• What you should do
Your task is to copy every line of the entries that contains "photo".
** Start of Records supplied **
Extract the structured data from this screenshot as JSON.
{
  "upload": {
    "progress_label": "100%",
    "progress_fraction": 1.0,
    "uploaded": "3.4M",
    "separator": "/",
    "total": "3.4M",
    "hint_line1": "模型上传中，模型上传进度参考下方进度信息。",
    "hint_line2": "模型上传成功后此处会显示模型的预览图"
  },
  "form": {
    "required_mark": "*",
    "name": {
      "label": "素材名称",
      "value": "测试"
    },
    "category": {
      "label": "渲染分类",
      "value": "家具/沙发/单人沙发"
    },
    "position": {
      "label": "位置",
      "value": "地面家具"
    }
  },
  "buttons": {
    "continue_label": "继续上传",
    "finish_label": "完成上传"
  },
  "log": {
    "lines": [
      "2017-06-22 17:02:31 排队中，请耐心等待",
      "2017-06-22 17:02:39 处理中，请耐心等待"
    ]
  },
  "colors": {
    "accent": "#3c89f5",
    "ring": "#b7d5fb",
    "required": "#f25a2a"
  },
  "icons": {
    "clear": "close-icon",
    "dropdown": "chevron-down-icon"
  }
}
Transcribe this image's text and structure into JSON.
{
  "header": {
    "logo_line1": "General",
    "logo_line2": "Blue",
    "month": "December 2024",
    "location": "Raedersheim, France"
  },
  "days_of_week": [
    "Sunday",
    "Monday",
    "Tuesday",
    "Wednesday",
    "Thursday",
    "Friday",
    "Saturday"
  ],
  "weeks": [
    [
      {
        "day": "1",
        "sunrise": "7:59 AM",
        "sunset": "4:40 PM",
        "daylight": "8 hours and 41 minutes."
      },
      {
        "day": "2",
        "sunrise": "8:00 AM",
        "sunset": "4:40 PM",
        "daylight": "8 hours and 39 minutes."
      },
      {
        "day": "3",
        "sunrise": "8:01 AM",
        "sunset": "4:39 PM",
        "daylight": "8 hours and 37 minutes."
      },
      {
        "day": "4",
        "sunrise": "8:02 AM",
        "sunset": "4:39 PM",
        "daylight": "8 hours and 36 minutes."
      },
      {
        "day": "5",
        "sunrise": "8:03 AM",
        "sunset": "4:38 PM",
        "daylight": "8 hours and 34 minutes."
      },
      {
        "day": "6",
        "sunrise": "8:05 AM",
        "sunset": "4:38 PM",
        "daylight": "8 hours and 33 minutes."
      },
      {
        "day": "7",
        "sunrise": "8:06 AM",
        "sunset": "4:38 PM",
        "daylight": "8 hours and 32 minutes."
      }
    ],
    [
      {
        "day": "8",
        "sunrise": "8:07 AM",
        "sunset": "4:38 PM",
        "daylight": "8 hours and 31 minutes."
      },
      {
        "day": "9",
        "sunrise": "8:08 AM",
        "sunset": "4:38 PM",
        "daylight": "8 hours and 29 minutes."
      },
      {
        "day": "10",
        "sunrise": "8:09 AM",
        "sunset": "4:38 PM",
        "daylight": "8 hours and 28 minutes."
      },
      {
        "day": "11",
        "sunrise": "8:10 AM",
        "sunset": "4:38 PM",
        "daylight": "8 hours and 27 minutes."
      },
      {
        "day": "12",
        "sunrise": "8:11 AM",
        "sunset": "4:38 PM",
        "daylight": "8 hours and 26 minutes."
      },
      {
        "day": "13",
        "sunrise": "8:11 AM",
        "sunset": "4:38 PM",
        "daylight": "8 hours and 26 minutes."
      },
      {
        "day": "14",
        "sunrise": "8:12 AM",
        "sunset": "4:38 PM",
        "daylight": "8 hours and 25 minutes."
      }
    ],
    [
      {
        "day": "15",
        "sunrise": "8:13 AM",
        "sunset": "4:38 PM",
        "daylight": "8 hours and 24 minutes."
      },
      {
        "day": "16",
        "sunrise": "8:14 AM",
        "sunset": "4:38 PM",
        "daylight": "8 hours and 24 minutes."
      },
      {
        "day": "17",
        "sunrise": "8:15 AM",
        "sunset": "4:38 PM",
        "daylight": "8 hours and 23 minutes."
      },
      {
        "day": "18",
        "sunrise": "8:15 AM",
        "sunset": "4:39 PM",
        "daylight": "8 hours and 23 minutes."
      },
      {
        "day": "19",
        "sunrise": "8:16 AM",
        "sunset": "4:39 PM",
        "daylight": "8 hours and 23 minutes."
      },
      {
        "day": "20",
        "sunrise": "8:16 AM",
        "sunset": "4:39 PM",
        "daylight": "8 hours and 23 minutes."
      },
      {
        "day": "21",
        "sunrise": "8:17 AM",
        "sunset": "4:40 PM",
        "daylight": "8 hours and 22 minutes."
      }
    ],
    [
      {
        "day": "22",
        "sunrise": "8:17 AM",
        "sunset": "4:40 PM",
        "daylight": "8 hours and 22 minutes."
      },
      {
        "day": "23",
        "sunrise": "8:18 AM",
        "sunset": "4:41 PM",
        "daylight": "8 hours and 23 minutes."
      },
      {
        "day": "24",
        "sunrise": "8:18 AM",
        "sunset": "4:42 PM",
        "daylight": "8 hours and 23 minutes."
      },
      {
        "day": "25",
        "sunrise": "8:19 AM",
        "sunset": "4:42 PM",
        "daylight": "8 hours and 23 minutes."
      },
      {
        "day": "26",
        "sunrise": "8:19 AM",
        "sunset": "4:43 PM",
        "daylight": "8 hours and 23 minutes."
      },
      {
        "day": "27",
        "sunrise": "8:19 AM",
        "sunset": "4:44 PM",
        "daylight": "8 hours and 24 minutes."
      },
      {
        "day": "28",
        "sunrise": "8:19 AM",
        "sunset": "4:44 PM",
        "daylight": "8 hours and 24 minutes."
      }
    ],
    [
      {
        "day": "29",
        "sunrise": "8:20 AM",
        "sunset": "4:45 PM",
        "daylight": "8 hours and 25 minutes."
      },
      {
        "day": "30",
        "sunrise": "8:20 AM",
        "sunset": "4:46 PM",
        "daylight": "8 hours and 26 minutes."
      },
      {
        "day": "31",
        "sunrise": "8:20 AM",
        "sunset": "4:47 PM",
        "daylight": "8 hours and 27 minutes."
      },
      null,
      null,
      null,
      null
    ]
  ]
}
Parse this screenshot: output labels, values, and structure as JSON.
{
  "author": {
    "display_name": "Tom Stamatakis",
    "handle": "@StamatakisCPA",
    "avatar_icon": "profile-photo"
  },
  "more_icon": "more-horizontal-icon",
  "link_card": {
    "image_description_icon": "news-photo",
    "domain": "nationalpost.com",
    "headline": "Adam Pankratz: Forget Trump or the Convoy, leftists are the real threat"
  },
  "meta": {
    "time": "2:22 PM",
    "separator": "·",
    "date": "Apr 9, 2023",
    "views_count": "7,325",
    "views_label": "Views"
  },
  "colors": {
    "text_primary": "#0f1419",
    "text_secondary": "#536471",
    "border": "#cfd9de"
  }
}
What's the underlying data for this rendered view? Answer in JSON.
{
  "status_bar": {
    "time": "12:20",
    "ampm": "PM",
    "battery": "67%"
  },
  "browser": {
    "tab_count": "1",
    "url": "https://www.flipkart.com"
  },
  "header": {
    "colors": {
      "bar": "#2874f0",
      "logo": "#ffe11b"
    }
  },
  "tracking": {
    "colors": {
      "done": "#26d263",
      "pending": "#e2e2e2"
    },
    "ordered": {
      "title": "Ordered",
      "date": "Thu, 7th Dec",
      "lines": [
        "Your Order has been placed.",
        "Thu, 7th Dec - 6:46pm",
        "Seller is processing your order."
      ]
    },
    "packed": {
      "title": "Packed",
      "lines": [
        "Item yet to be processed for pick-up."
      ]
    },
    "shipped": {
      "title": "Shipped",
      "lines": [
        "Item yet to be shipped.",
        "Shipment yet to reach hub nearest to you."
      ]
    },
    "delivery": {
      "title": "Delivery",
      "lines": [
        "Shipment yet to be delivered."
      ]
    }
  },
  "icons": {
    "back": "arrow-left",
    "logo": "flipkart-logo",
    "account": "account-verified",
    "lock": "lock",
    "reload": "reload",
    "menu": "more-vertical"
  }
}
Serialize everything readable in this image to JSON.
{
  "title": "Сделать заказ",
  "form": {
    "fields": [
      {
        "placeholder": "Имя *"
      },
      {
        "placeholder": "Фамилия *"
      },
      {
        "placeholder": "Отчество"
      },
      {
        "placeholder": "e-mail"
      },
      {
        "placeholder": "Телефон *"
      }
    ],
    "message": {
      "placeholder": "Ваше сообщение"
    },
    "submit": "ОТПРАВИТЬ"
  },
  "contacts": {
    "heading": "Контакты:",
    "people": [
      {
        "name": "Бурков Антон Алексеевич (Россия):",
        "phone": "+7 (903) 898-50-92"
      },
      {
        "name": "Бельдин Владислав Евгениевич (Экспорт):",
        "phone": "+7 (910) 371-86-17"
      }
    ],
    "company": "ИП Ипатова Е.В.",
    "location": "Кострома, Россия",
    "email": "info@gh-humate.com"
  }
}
** End of Records supplied **
• Task answer
    "avatar_icon": "profile-photo"
    "image_description_icon": "news-photo",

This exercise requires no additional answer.